§ **EXERCISE BRIEF**: From the article on what American Airlines miles are worth, list each visit that the card's sign-up bonus is said to be worth.

What are American Airlines miles worth? Here’s your quick answer
Signing up for credit cards through partner links earns us a commission. Terms apply to the offers listed on this page. Here’s our full How we make money.
You can earn American Airlines miles without spending a dime. Bask Bank offers a savings account that accrues American Airlines miles instead of interest — one mile for every dollar you have in your account, annually. If you know the best ways to use AA miles, this can be worth exponentially more than the highest APY offered by any bank.
Whenever I tell friends, “Trust me, you should be collecting American Airlines miles,” they always demand to know: What are they worth? Why should I bother collecting miles when there are no annual fee credit cards that earn 2% cash back?
I can’t give them a satisfying answer. See, the amount of miles you spend on your flight is not directly tied to the cash value of a ticket. For example, a coach flight to Europe usually costs 30,000 miles one-way, no matter if the ticket is $400 or $4,000.
So instead of giving value in dollar amounts, I refer to the sign-up bonus on a top American Airlines card like the Citi® / AAdvantage® Executive World Elite Mastercard® and say things like:
- This card’s sign-up bonus is worth a visit to the Eiffel Tower
- This card’s sign-up bonus is worth a visit to the Machu Picchu
- This card’s sign-up bonus is worth a visit to your grandma’s for Thanksgiving
So what is the average redemption value? We estimate American Airlines miles to be worth 1.4 cents, based on our countless previous award bookings.

§ **GIVEN INFORMATION**:

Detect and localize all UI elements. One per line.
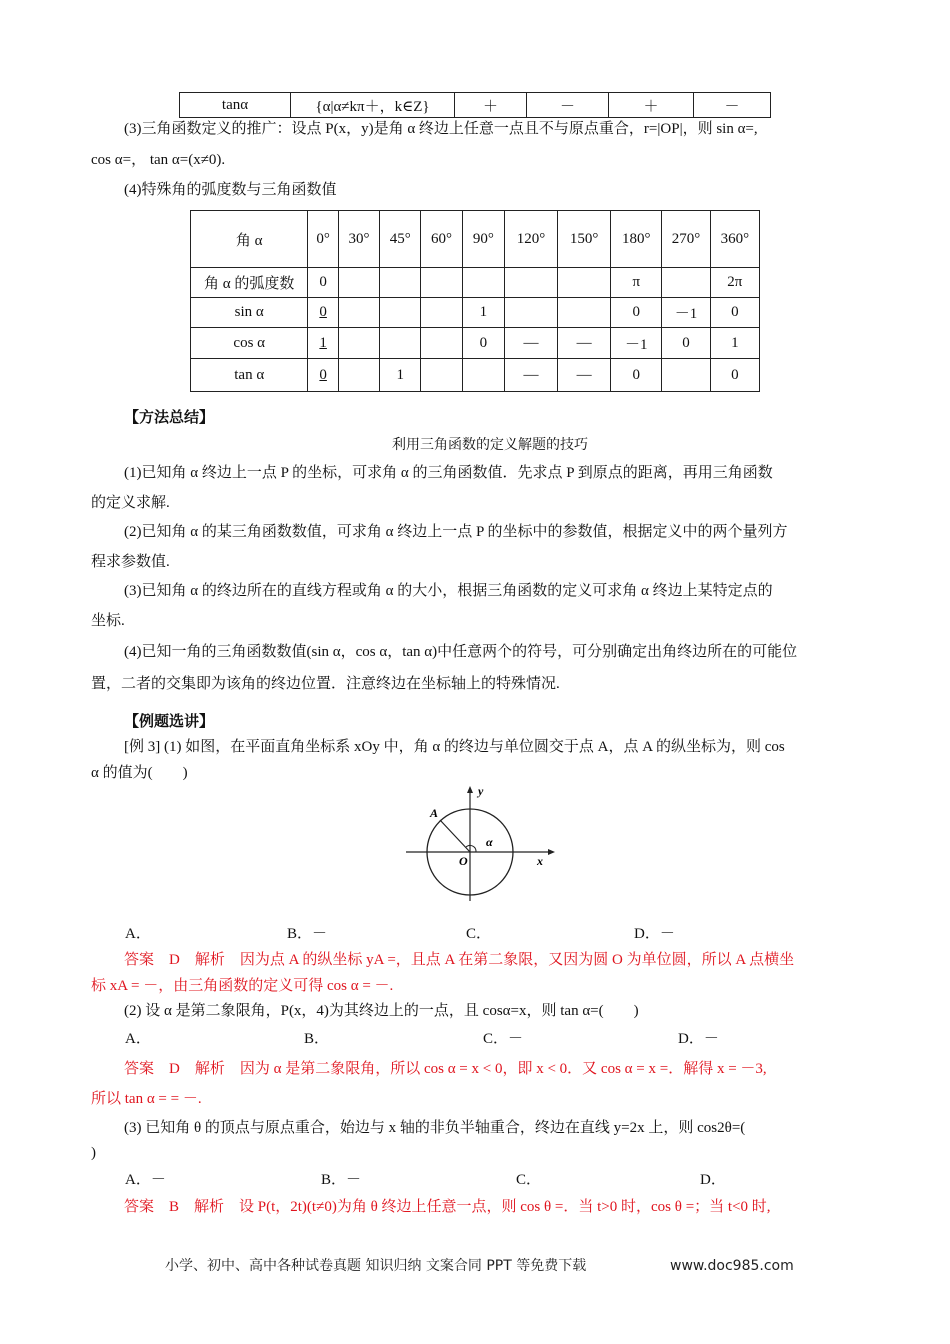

§ **EXERCISE OUTPUT**:
- A visit to the Eiffel Tower
- A visit to the Machu Picchu
- A visit to your grandma's for Thanksgiving